-------- Listed entries
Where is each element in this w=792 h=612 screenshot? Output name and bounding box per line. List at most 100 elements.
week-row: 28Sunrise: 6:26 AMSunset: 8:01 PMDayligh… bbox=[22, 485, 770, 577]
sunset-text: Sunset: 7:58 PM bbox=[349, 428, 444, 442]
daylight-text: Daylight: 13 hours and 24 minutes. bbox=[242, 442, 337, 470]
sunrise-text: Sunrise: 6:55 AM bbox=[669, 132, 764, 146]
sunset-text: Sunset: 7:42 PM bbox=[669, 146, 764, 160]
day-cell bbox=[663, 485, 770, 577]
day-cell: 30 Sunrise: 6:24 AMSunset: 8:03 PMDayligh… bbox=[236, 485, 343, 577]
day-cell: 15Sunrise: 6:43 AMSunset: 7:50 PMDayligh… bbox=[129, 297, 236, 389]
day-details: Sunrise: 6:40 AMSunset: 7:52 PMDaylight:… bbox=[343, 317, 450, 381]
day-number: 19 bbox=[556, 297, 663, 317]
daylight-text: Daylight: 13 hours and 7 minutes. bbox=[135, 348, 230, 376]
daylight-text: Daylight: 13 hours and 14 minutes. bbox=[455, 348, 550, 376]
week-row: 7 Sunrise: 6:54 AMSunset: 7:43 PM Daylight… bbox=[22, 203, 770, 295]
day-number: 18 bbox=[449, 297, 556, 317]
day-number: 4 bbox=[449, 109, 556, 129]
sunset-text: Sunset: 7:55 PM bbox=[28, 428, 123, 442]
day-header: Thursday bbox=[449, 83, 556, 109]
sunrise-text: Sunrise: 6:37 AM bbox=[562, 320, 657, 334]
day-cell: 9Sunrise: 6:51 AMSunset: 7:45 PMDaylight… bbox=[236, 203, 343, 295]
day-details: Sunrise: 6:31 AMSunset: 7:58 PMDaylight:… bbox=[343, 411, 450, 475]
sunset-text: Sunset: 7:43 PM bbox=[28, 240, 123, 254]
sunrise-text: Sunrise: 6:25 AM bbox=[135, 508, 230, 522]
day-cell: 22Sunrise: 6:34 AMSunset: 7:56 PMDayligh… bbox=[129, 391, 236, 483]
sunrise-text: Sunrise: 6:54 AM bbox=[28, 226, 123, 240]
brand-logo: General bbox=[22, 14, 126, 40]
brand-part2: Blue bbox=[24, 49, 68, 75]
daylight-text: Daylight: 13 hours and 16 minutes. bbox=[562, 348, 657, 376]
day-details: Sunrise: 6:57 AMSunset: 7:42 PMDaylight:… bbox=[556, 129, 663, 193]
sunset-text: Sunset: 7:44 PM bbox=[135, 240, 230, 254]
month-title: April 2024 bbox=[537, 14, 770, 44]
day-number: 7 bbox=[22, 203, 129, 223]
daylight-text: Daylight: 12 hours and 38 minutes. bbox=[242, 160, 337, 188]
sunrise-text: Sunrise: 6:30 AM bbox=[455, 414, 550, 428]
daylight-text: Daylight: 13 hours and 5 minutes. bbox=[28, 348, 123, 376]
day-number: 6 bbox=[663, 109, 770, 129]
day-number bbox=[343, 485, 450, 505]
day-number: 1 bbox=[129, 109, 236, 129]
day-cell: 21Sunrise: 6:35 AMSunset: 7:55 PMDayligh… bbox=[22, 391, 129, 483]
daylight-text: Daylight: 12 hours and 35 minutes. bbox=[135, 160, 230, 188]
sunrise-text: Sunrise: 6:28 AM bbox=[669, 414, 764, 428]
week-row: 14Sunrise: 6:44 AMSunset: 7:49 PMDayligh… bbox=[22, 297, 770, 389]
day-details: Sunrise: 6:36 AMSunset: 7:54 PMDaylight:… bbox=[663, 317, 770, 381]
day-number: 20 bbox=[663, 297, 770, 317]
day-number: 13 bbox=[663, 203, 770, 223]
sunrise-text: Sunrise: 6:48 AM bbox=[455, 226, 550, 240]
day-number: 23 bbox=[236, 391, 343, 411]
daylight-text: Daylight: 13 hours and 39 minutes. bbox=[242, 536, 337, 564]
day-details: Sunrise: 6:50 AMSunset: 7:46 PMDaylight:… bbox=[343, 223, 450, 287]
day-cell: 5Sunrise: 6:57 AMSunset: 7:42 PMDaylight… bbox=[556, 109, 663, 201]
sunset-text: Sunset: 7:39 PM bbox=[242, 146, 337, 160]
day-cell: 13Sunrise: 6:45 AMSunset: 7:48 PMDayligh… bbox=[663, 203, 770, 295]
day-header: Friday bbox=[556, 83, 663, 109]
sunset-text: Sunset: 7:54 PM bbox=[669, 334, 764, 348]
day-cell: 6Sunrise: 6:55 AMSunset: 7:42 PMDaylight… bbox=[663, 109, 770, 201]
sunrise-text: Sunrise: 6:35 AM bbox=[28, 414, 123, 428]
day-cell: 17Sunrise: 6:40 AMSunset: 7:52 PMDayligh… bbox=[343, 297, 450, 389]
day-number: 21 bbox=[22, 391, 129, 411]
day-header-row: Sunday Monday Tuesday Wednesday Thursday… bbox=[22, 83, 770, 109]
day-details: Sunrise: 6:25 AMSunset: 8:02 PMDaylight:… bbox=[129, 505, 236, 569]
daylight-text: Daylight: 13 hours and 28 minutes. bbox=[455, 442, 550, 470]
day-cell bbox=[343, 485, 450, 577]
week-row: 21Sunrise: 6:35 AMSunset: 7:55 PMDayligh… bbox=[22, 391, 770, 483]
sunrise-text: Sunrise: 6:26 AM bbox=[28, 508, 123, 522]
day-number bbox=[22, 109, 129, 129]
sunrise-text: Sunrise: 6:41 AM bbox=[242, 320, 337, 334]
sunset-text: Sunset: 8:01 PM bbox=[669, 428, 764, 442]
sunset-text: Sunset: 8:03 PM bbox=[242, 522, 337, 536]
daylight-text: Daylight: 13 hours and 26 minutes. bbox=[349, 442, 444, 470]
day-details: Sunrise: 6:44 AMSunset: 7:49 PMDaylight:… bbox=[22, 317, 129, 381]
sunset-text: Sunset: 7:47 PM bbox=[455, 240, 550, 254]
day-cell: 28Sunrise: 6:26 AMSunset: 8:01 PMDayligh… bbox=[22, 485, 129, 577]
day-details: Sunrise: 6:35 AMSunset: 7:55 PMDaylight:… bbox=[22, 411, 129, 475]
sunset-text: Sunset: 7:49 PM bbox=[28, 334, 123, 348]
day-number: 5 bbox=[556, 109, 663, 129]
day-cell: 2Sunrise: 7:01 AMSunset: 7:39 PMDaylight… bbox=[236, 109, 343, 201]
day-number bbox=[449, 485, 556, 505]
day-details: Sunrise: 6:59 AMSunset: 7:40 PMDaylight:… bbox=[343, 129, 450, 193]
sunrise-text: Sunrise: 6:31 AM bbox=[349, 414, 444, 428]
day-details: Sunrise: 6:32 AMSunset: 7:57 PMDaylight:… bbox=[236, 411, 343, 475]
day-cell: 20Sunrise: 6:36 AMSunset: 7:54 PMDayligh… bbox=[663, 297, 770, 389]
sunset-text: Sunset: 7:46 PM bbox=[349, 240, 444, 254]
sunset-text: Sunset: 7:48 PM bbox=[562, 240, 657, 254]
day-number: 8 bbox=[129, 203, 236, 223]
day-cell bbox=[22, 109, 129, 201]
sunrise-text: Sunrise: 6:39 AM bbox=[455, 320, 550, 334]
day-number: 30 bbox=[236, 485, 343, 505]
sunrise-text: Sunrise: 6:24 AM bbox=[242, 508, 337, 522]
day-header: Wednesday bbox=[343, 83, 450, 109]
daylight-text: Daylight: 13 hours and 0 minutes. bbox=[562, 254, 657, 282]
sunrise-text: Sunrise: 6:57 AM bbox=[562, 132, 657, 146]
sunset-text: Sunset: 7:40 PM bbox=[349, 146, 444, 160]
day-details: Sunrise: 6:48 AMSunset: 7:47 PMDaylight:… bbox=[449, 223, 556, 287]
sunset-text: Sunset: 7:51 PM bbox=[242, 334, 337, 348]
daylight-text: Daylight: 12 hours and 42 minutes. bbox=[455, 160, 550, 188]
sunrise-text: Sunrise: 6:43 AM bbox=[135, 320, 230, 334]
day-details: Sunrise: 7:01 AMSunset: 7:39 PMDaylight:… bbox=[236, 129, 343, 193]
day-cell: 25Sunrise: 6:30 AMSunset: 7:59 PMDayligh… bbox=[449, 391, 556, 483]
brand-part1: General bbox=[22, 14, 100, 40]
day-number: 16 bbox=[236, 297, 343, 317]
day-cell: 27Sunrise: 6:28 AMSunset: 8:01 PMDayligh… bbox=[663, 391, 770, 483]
----------------
[What you need to do]: Reproduce the listing from its first line through the line containing "sunset-text: Sunset: 7:58", inclusive, substituting "layout" for "screenshot" and changing nothing else. Give only those lines.

[The result]:
Where is each element in this w=792 h=612 layout? Output name and bounding box per line. List at most 100 elements.
week-row: 28Sunrise: 6:26 AMSunset: 8:01 PMDayligh… bbox=[22, 485, 770, 577]
sunset-text: Sunset: 7:58 PM bbox=[349, 428, 444, 442]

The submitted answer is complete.